**Dataset records:**
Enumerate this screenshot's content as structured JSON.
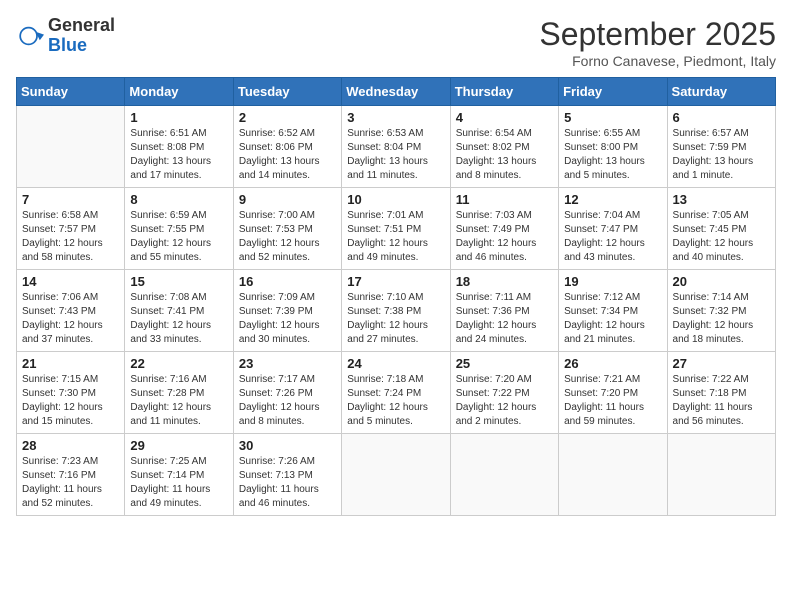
{
  "header": {
    "logo_general": "General",
    "logo_blue": "Blue",
    "month_title": "September 2025",
    "location": "Forno Canavese, Piedmont, Italy"
  },
  "weekdays": [
    "Sunday",
    "Monday",
    "Tuesday",
    "Wednesday",
    "Thursday",
    "Friday",
    "Saturday"
  ],
  "weeks": [
    [
      {
        "day": "",
        "empty": true
      },
      {
        "day": "1",
        "sunrise": "6:51 AM",
        "sunset": "8:08 PM",
        "daylight": "13 hours and 17 minutes."
      },
      {
        "day": "2",
        "sunrise": "6:52 AM",
        "sunset": "8:06 PM",
        "daylight": "13 hours and 14 minutes."
      },
      {
        "day": "3",
        "sunrise": "6:53 AM",
        "sunset": "8:04 PM",
        "daylight": "13 hours and 11 minutes."
      },
      {
        "day": "4",
        "sunrise": "6:54 AM",
        "sunset": "8:02 PM",
        "daylight": "13 hours and 8 minutes."
      },
      {
        "day": "5",
        "sunrise": "6:55 AM",
        "sunset": "8:00 PM",
        "daylight": "13 hours and 5 minutes."
      },
      {
        "day": "6",
        "sunrise": "6:57 AM",
        "sunset": "7:59 PM",
        "daylight": "13 hours and 1 minute."
      }
    ],
    [
      {
        "day": "7",
        "sunrise": "6:58 AM",
        "sunset": "7:57 PM",
        "daylight": "12 hours and 58 minutes."
      },
      {
        "day": "8",
        "sunrise": "6:59 AM",
        "sunset": "7:55 PM",
        "daylight": "12 hours and 55 minutes."
      },
      {
        "day": "9",
        "sunrise": "7:00 AM",
        "sunset": "7:53 PM",
        "daylight": "12 hours and 52 minutes."
      },
      {
        "day": "10",
        "sunrise": "7:01 AM",
        "sunset": "7:51 PM",
        "daylight": "12 hours and 49 minutes."
      },
      {
        "day": "11",
        "sunrise": "7:03 AM",
        "sunset": "7:49 PM",
        "daylight": "12 hours and 46 minutes."
      },
      {
        "day": "12",
        "sunrise": "7:04 AM",
        "sunset": "7:47 PM",
        "daylight": "12 hours and 43 minutes."
      },
      {
        "day": "13",
        "sunrise": "7:05 AM",
        "sunset": "7:45 PM",
        "daylight": "12 hours and 40 minutes."
      }
    ],
    [
      {
        "day": "14",
        "sunrise": "7:06 AM",
        "sunset": "7:43 PM",
        "daylight": "12 hours and 37 minutes."
      },
      {
        "day": "15",
        "sunrise": "7:08 AM",
        "sunset": "7:41 PM",
        "daylight": "12 hours and 33 minutes."
      },
      {
        "day": "16",
        "sunrise": "7:09 AM",
        "sunset": "7:39 PM",
        "daylight": "12 hours and 30 minutes."
      },
      {
        "day": "17",
        "sunrise": "7:10 AM",
        "sunset": "7:38 PM",
        "daylight": "12 hours and 27 minutes."
      },
      {
        "day": "18",
        "sunrise": "7:11 AM",
        "sunset": "7:36 PM",
        "daylight": "12 hours and 24 minutes."
      },
      {
        "day": "19",
        "sunrise": "7:12 AM",
        "sunset": "7:34 PM",
        "daylight": "12 hours and 21 minutes."
      },
      {
        "day": "20",
        "sunrise": "7:14 AM",
        "sunset": "7:32 PM",
        "daylight": "12 hours and 18 minutes."
      }
    ],
    [
      {
        "day": "21",
        "sunrise": "7:15 AM",
        "sunset": "7:30 PM",
        "daylight": "12 hours and 15 minutes."
      },
      {
        "day": "22",
        "sunrise": "7:16 AM",
        "sunset": "7:28 PM",
        "daylight": "12 hours and 11 minutes."
      },
      {
        "day": "23",
        "sunrise": "7:17 AM",
        "sunset": "7:26 PM",
        "daylight": "12 hours and 8 minutes."
      },
      {
        "day": "24",
        "sunrise": "7:18 AM",
        "sunset": "7:24 PM",
        "daylight": "12 hours and 5 minutes."
      },
      {
        "day": "25",
        "sunrise": "7:20 AM",
        "sunset": "7:22 PM",
        "daylight": "12 hours and 2 minutes."
      },
      {
        "day": "26",
        "sunrise": "7:21 AM",
        "sunset": "7:20 PM",
        "daylight": "11 hours and 59 minutes."
      },
      {
        "day": "27",
        "sunrise": "7:22 AM",
        "sunset": "7:18 PM",
        "daylight": "11 hours and 56 minutes."
      }
    ],
    [
      {
        "day": "28",
        "sunrise": "7:23 AM",
        "sunset": "7:16 PM",
        "daylight": "11 hours and 52 minutes."
      },
      {
        "day": "29",
        "sunrise": "7:25 AM",
        "sunset": "7:14 PM",
        "daylight": "11 hours and 49 minutes."
      },
      {
        "day": "30",
        "sunrise": "7:26 AM",
        "sunset": "7:13 PM",
        "daylight": "11 hours and 46 minutes."
      },
      {
        "day": "",
        "empty": true
      },
      {
        "day": "",
        "empty": true
      },
      {
        "day": "",
        "empty": true
      },
      {
        "day": "",
        "empty": true
      }
    ]
  ]
}
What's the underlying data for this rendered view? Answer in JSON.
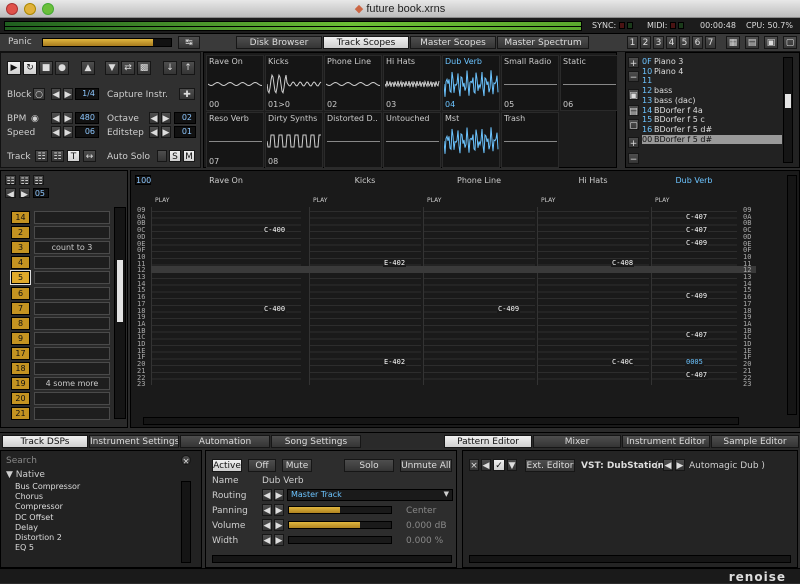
{
  "window": {
    "title": "future book.xrns"
  },
  "topbar": {
    "sync": "SYNC:",
    "midi": "MIDI:",
    "time": "00:00:48",
    "cpu": "CPU: 50.7%"
  },
  "panic": "Panic",
  "tabs": {
    "disk_browser": "Disk Browser",
    "track_scopes": "Track Scopes",
    "master_scopes": "Master Scopes",
    "master_spectrum": "Master Spectrum",
    "active": "Track Scopes"
  },
  "layouts": [
    "1",
    "2",
    "3",
    "4",
    "5",
    "6",
    "7"
  ],
  "transport": {
    "block_label": "Block",
    "block_value": "1/4",
    "capture_label": "Capture Instr.",
    "bpm_label": "BPM",
    "bpm_value": "480",
    "octave_label": "Octave",
    "octave_value": "02",
    "speed_label": "Speed",
    "speed_value": "06",
    "editstep_label": "Editstep",
    "editstep_value": "01",
    "track_label": "Track",
    "autosolo_label": "Auto Solo"
  },
  "scopes": [
    {
      "name": "Rave On",
      "num": "00"
    },
    {
      "name": "Kicks",
      "num": "01>0"
    },
    {
      "name": "Phone Line",
      "num": "02"
    },
    {
      "name": "Hi Hats",
      "num": "03"
    },
    {
      "name": "Dub Verb",
      "num": "04",
      "active": true
    },
    {
      "name": "Small Radio",
      "num": "05"
    },
    {
      "name": "Static",
      "num": "06"
    },
    {
      "name": "Reso Verb",
      "num": "07"
    },
    {
      "name": "Dirty Synths",
      "num": "08"
    },
    {
      "name": "Distorted D..",
      "num": ""
    },
    {
      "name": "Untouched",
      "num": ""
    },
    {
      "name": "Mst",
      "num": ""
    },
    {
      "name": "Trash",
      "num": ""
    }
  ],
  "instruments": [
    {
      "n": "0F",
      "name": "Piano 3"
    },
    {
      "n": "10",
      "name": "Piano 4"
    },
    {
      "n": "11",
      "name": ""
    },
    {
      "n": "12",
      "name": "bass"
    },
    {
      "n": "13",
      "name": "bass (dac)"
    },
    {
      "n": "14",
      "name": "BDorfer f  4a"
    },
    {
      "n": "15",
      "name": "BDorfer f  5 c"
    },
    {
      "n": "16",
      "name": "BDorfer f  5 d#"
    },
    {
      "n": "00",
      "name": "BDorfer f  5 d#",
      "selected": true
    }
  ],
  "sequencer": {
    "pattern_num": "05",
    "rows": [
      {
        "n": "14",
        "name": ""
      },
      {
        "n": "2",
        "name": ""
      },
      {
        "n": "3",
        "name": "count to 3"
      },
      {
        "n": "4",
        "name": ""
      },
      {
        "n": "5",
        "name": "",
        "current": true
      },
      {
        "n": "6",
        "name": ""
      },
      {
        "n": "7",
        "name": ""
      },
      {
        "n": "8",
        "name": ""
      },
      {
        "n": "9",
        "name": ""
      },
      {
        "n": "17",
        "name": ""
      },
      {
        "n": "18",
        "name": ""
      },
      {
        "n": "19",
        "name": "4 some more"
      },
      {
        "n": "20",
        "name": ""
      },
      {
        "n": "21",
        "name": ""
      }
    ]
  },
  "pattern": {
    "lines": "100",
    "tracks": [
      "Rave On",
      "Kicks",
      "Phone Line",
      "Hi Hats",
      "Dub Verb"
    ],
    "active_track": "Dub Verb",
    "play_label": "PLAY",
    "row_numbers": [
      "09",
      "0A",
      "0B",
      "0C",
      "0D",
      "0E",
      "0F",
      "10",
      "11",
      "12",
      "13",
      "14",
      "15",
      "16",
      "17",
      "18",
      "19",
      "1A",
      "1B",
      "1C",
      "1D",
      "1E",
      "1F",
      "20",
      "21",
      "22",
      "23"
    ],
    "right_numbers": [
      "09",
      "0A",
      "0B",
      "0C",
      "0D",
      "0E",
      "0F",
      "10",
      "11",
      "12",
      "13",
      "14",
      "15",
      "16",
      "17",
      "18",
      "19",
      "1A",
      "1B",
      "1C",
      "1D",
      "1E",
      "1F",
      "20",
      "21",
      "22",
      "23"
    ],
    "notes": [
      {
        "t": "C-400",
        "track": 0,
        "row": 3
      },
      {
        "t": "E-402",
        "track": 1,
        "row": 8
      },
      {
        "t": "C-408",
        "track": 3,
        "row": 8
      },
      {
        "t": "C-400",
        "track": 0,
        "row": 15
      },
      {
        "t": "C-409",
        "track": 2,
        "row": 15
      },
      {
        "t": "E-402",
        "track": 1,
        "row": 23
      },
      {
        "t": "C-40C",
        "track": 3,
        "row": 23
      },
      {
        "t": "0005",
        "track": 4,
        "row": 23,
        "active": true
      },
      {
        "t": "C-407",
        "track": 4,
        "row": 1
      },
      {
        "t": "C-407",
        "track": 4,
        "row": 3
      },
      {
        "t": "C-409",
        "track": 4,
        "row": 5
      },
      {
        "t": "C-409",
        "track": 4,
        "row": 13
      },
      {
        "t": "C-407",
        "track": 4,
        "row": 19
      },
      {
        "t": "C-407",
        "track": 4,
        "row": 25
      }
    ]
  },
  "bottom_tabs_left": [
    "Track DSPs",
    "Instrument Settings",
    "Automation",
    "Song Settings"
  ],
  "bottom_tabs_right": [
    "Pattern Editor",
    "Mixer",
    "Instrument Editor",
    "Sample Editor"
  ],
  "dsp": {
    "search": "Search",
    "group": "Native",
    "items": [
      "Bus Compressor",
      "Chorus",
      "Compressor",
      "DC Offset",
      "Delay",
      "Distortion 2",
      "EQ 5"
    ]
  },
  "mixer": {
    "active": "Active",
    "off": "Off",
    "mute": "Mute",
    "solo": "Solo",
    "unmute_all": "Unmute All",
    "name_label": "Name",
    "name_value": "Dub Verb",
    "routing_label": "Routing",
    "routing_value": "Master Track",
    "panning_label": "Panning",
    "panning_value": "Center",
    "panning_level": 0.5,
    "volume_label": "Volume",
    "volume_value": "0.000 dB",
    "volume_level": 0.7,
    "width_label": "Width",
    "width_value": "0.000 %",
    "width_level": 0.0
  },
  "fx": {
    "ext_editor": "Ext. Editor",
    "vst": "VST: DubStation",
    "automagic": "Automagic Dub )"
  },
  "logo": "renoise",
  "colors": {
    "accent": "#6cc4ff",
    "sequence": "#c49321",
    "meter": "#6cbf35"
  }
}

**Direction:** Say how many lines in this material hold "JSON", and say nothing else.

**Exercise output:** 2